- OBJECTIVE
Your task is to gather the lines below that hold the string "ٹائپ".

====================

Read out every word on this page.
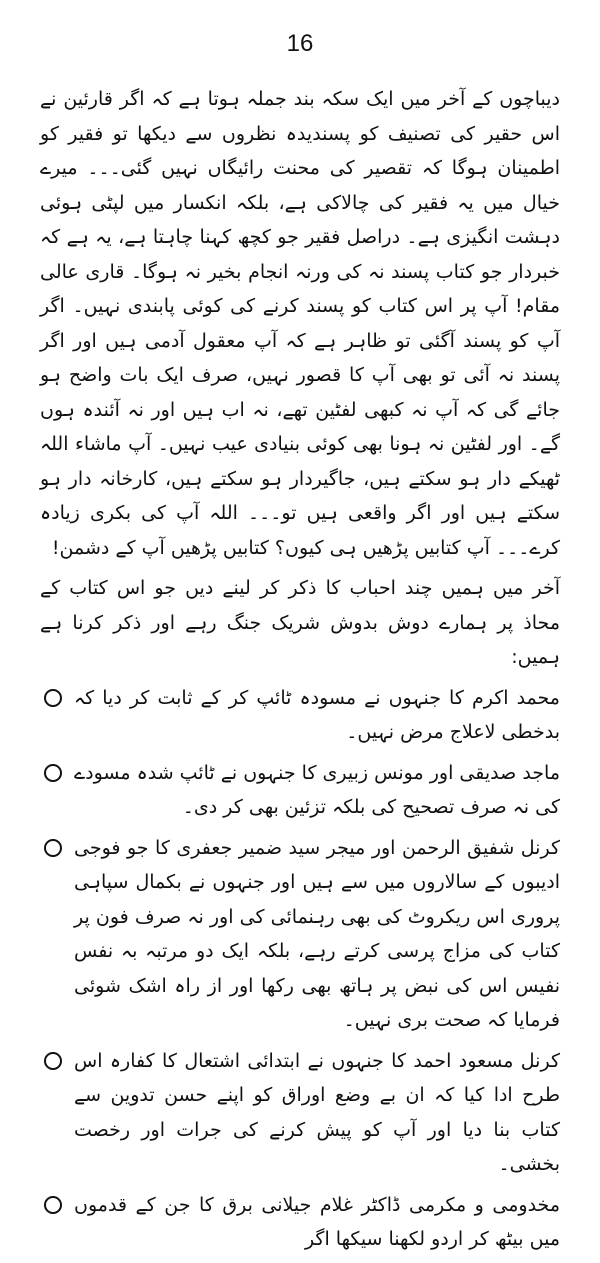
16

دیباچوں کے آخر میں ایک سکہ بند جملہ ہوتا ہے کہ اگر قارئین نے اس حقیر کی تصنیف کو پسندیدہ نظروں سے دیکھا تو فقیر کو اطمینان ہوگا کہ تقصیر کی محنت رائیگاں نہیں گئی۔۔۔ میرے خیال میں یہ فقیر کی چالاکی ہے، بلکہ انکسار میں لپٹی ہوئی دہشت انگیزی ہے۔ دراصل فقیر جو کچھ کہنا چاہتا ہے، یہ ہے کہ خبردار جو کتاب پسند نہ کی ورنہ انجام بخیر نہ ہوگا۔ قاری عالی مقام! آپ پر اس کتاب کو پسند کرنے کی کوئی پابندی نہیں۔ اگر آپ کو پسند آگئی تو ظاہر ہے کہ آپ معقول آدمی ہیں اور اگر پسند نہ آئی تو بھی آپ کا قصور نہیں، صرف ایک بات واضح ہو جائے گی کہ آپ نہ کبھی لفٹین تھے، نہ اب ہیں اور نہ آئندہ ہوں گے۔ اور لفٹین نہ ہونا بھی کوئی بنیادی عیب نہیں۔ آپ ماشاء اللہ ٹھیکے دار ہو سکتے ہیں، جاگیردار ہو سکتے ہیں، کارخانہ دار ہو سکتے ہیں اور اگر واقعی ہیں تو۔۔۔ اللہ آپ کی بکری زیادہ کرے۔۔۔ آپ کتابیں پڑھیں ہی کیوں؟ کتابیں پڑھیں آپ کے دشمن!

آخر میں ہمیں چند احباب کا ذکر کر لینے دیں جو اس کتاب کے محاذ پر ہمارے دوش بدوش شریک جنگ رہے اور ذکر کرنا ہے ہمیں:

محمد اکرم کا جنہوں نے مسودہ ٹائپ کر کے ثابت کر دیا کہ بدخطی لاعلاج مرض نہیں۔
ماجد صدیقی اور مونس زبیری کا جنہوں نے ٹائپ شدہ مسودے کی نہ صرف تصحیح کی بلکہ تزئین بھی کر دی۔
کرنل شفیق الرحمن اور میجر سید ضمیر جعفری کا جو فوجی ادیبوں کے سالاروں میں سے ہیں اور جنہوں نے بکمال سپاہی پروری اس ریکروٹ کی بھی رہنمائی کی اور نہ صرف فون پر کتاب کی مزاج پرسی کرتے رہے، بلکہ ایک دو مرتبہ بہ نفس نفیس اس کی نبض پر ہاتھ بھی رکھا اور از راہ اشک شوئی فرمایا کہ صحت بری نہیں۔
کرنل مسعود احمد کا جنہوں نے ابتدائی اشتعال کا کفارہ اس طرح ادا کیا کہ ان بے وضع اوراق کو اپنے حسن تدوین سے کتاب بنا دیا اور آپ کو پیش کرنے کی جرات اور رخصت بخشی۔
مخدومی و مکرمی ڈاکٹر غلام جیلانی برق کا جن کے قدموں میں بیٹھ کر اردو لکھنا سیکھا اگر
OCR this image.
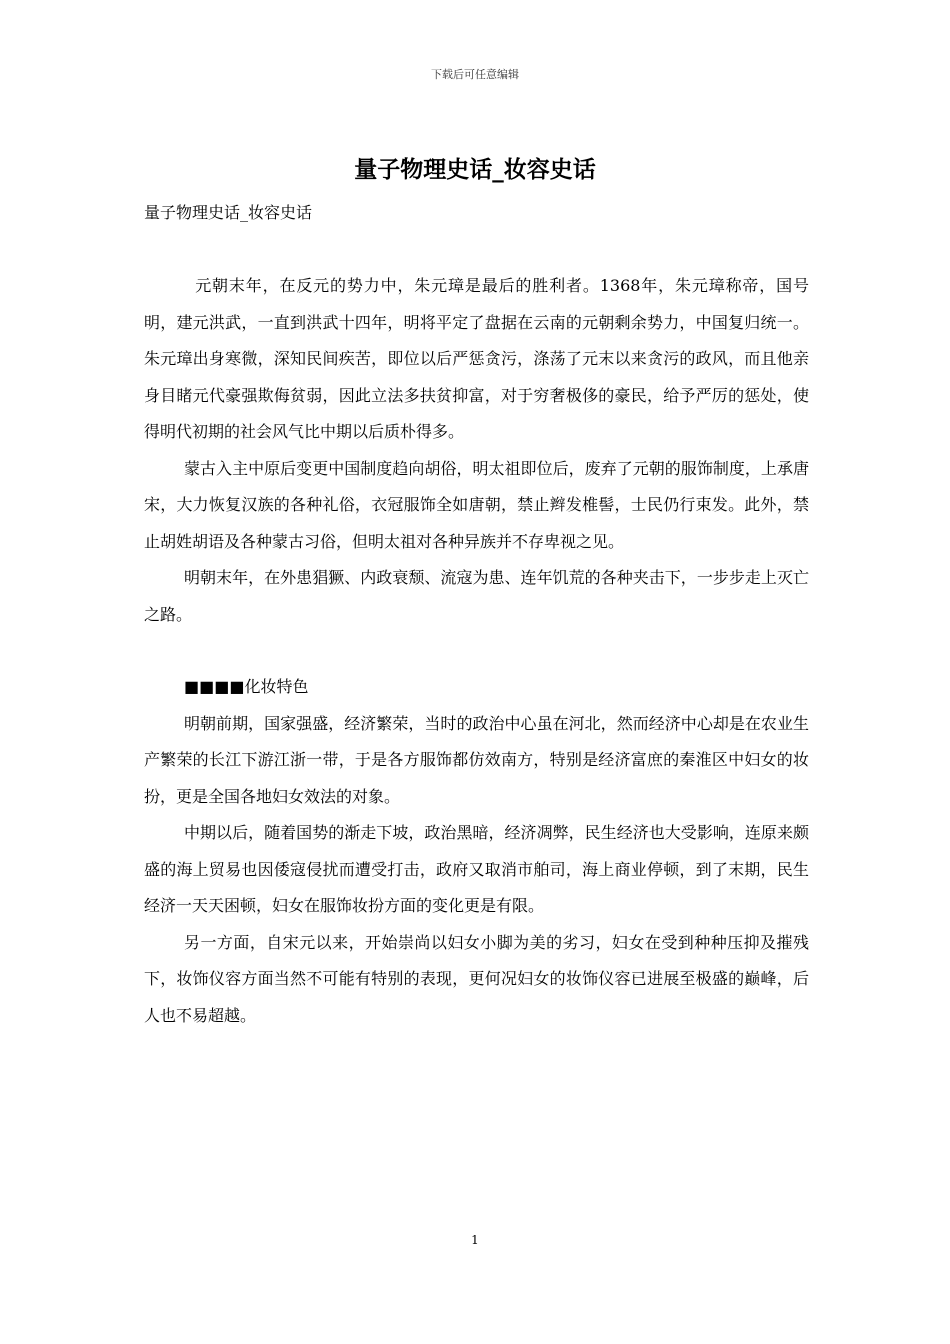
下载后可任意编辑
量子物理史话_妆容史话

量子物理史话_妆容史话

元朝末年，在反元的势力中，朱元璋是最后的胜利者。1368年，朱元璋称帝，国号明，建元洪武，一直到洪武十四年，明将平定了盘据在云南的元朝剩余势力，中国复归统一。 朱元璋出身寒微，深知民间疾苦，即位以后严惩贪污，涤荡了元末以来贪污的政风，而且他亲身目睹元代豪强欺侮贫弱，因此立法多扶贫抑富，对于穷奢极侈的豪民，给予严厉的惩处，使得明代初期的社会风气比中期以后质朴得多。

蒙古入主中原后变更中国制度趋向胡俗，明太祖即位后，废弃了元朝的服饰制度，上承唐宋，大力恢复汉族的各种礼俗，衣冠服饰全如唐朝，禁止辫发椎髻，士民仍行束发。此外，禁止胡姓胡语及各种蒙古习俗，但明太祖对各种异族并不存卑视之见。

明朝末年，在外患猖獗、内政衰颓、流寇为患、连年饥荒的各种夹击下，一步步走上灭亡之路。

■■■■化妆特色

明朝前期，国家强盛，经济繁荣，当时的政治中心虽在河北，然而经济中心却是在农业生产繁荣的长江下游江浙一带，于是各方服饰都仿效南方，特别是经济富庶的秦淮区中妇女的妆扮，更是全国各地妇女效法的对象。

中期以后，随着国势的渐走下坡，政治黑暗，经济凋弊，民生经济也大受影响，连原来颇盛的海上贸易也因倭寇侵扰而遭受打击，政府又取消市舶司，海上商业停顿，到了末期，民生经济一天天困顿，妇女在服饰妆扮方面的变化更是有限。

另一方面，自宋元以来，开始崇尚以妇女小脚为美的劣习，妇女在受到种种压抑及摧残下，妆饰仪容方面当然不可能有特别的表现，更何况妇女的妆饰仪容已进展至极盛的巅峰，后人也不易超越。

1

====================

- ANSWER BELOW
محمد اکرم کا جنہوں نے مسودہ ٹائپ کر کے ثابت کر دیا کہ بدخطی لاعلاج مرض نہیں۔
ماجد صدیقی اور مونس زبیری کا جنہوں نے ٹائپ شدہ مسودے کی نہ صرف تصحیح کی بلکہ تزئین بھی کر دی۔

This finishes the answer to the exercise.